▸ **Instruction**:
Write out each record again exactly as it stands.

▸ **Input material**:
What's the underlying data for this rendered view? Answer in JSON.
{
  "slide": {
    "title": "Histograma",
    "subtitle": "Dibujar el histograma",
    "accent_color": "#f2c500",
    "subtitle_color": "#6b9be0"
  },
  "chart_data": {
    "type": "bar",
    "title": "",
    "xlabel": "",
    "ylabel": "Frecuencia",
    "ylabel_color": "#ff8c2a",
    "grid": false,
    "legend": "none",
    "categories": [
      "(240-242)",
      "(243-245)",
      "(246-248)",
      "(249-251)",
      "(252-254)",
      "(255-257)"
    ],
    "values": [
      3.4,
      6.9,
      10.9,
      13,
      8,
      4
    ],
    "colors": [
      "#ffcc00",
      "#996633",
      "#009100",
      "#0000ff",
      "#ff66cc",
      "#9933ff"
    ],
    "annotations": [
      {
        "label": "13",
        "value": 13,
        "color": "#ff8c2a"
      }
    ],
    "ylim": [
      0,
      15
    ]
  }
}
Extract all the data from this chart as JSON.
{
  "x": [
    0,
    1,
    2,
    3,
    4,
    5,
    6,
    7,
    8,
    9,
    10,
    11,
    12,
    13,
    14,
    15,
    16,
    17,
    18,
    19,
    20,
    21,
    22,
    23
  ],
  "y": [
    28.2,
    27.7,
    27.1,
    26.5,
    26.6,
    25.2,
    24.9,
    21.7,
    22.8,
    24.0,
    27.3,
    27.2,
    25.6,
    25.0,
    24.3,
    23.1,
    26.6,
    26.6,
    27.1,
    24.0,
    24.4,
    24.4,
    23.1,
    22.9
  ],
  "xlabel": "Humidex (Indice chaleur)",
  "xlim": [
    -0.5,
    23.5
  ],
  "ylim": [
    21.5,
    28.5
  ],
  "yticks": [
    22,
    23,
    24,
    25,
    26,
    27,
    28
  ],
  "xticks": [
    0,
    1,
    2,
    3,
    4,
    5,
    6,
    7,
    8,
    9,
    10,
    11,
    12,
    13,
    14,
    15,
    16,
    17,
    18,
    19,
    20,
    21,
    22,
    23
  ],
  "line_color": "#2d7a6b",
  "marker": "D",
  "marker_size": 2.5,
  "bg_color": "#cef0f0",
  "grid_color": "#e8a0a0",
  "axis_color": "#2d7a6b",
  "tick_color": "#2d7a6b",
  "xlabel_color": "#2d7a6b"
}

▸ **Finished exercise**:
What's the underlying data for this rendered view? Answer in JSON.
{
  "slide": {
    "title": "Histograma",
    "subtitle": "Dibujar el histograma",
    "accent_color": "#f2c500",
    "subtitle_color": "#6b9be0"
  },
  "chart_data": {
    "type": "bar",
    "title": "",
    "xlabel": "",
    "ylabel": "Frecuencia",
    "ylabel_color": "#ff8c2a",
    "grid": false,
    "legend": "none",
    "categories": [
      "(240-242)",
      "(243-245)",
      "(246-248)",
      "(249-251)",
      "(252-254)",
      "(255-257)"
    ],
    "values": [
      3.4,
      6.9,
      10.9,
      13,
      8,
      4
    ],
    "colors": [
      "#ffcc00",
      "#996633",
      "#009100",
      "#0000ff",
      "#ff66cc",
      "#9933ff"
    ],
    "annotations": [
      {
        "label": "13",
        "value": 13,
        "color": "#ff8c2a"
      }
    ],
    "ylim": [
      0,
      15
    ]
  }
}
Extract all the data from this chart as JSON.
{
  "x": [
    0,
    1,
    2,
    3,
    4,
    5,
    6,
    7,
    8,
    9,
    10,
    11,
    12,
    13,
    14,
    15,
    16,
    17,
    18,
    19,
    20,
    21,
    22,
    23
  ],
  "y": [
    28.2,
    27.7,
    27.1,
    26.5,
    26.6,
    25.2,
    24.9,
    21.7,
    22.8,
    24.0,
    27.3,
    27.2,
    25.6,
    25.0,
    24.3,
    23.1,
    26.6,
    26.6,
    27.1,
    24.0,
    24.4,
    24.4,
    23.1,
    22.9
  ],
  "xlabel": "Humidex (Indice chaleur)",
  "xlim": [
    -0.5,
    23.5
  ],
  "ylim": [
    21.5,
    28.5
  ],
  "yticks": [
    22,
    23,
    24,
    25,
    26,
    27,
    28
  ],
  "xticks": [
    0,
    1,
    2,
    3,
    4,
    5,
    6,
    7,
    8,
    9,
    10,
    11,
    12,
    13,
    14,
    15,
    16,
    17,
    18,
    19,
    20,
    21,
    22,
    23
  ],
  "line_color": "#2d7a6b",
  "marker": "D",
  "marker_size": 2.5,
  "bg_color": "#cef0f0",
  "grid_color": "#e8a0a0",
  "axis_color": "#2d7a6b",
  "tick_color": "#2d7a6b",
  "xlabel_color": "#2d7a6b"
}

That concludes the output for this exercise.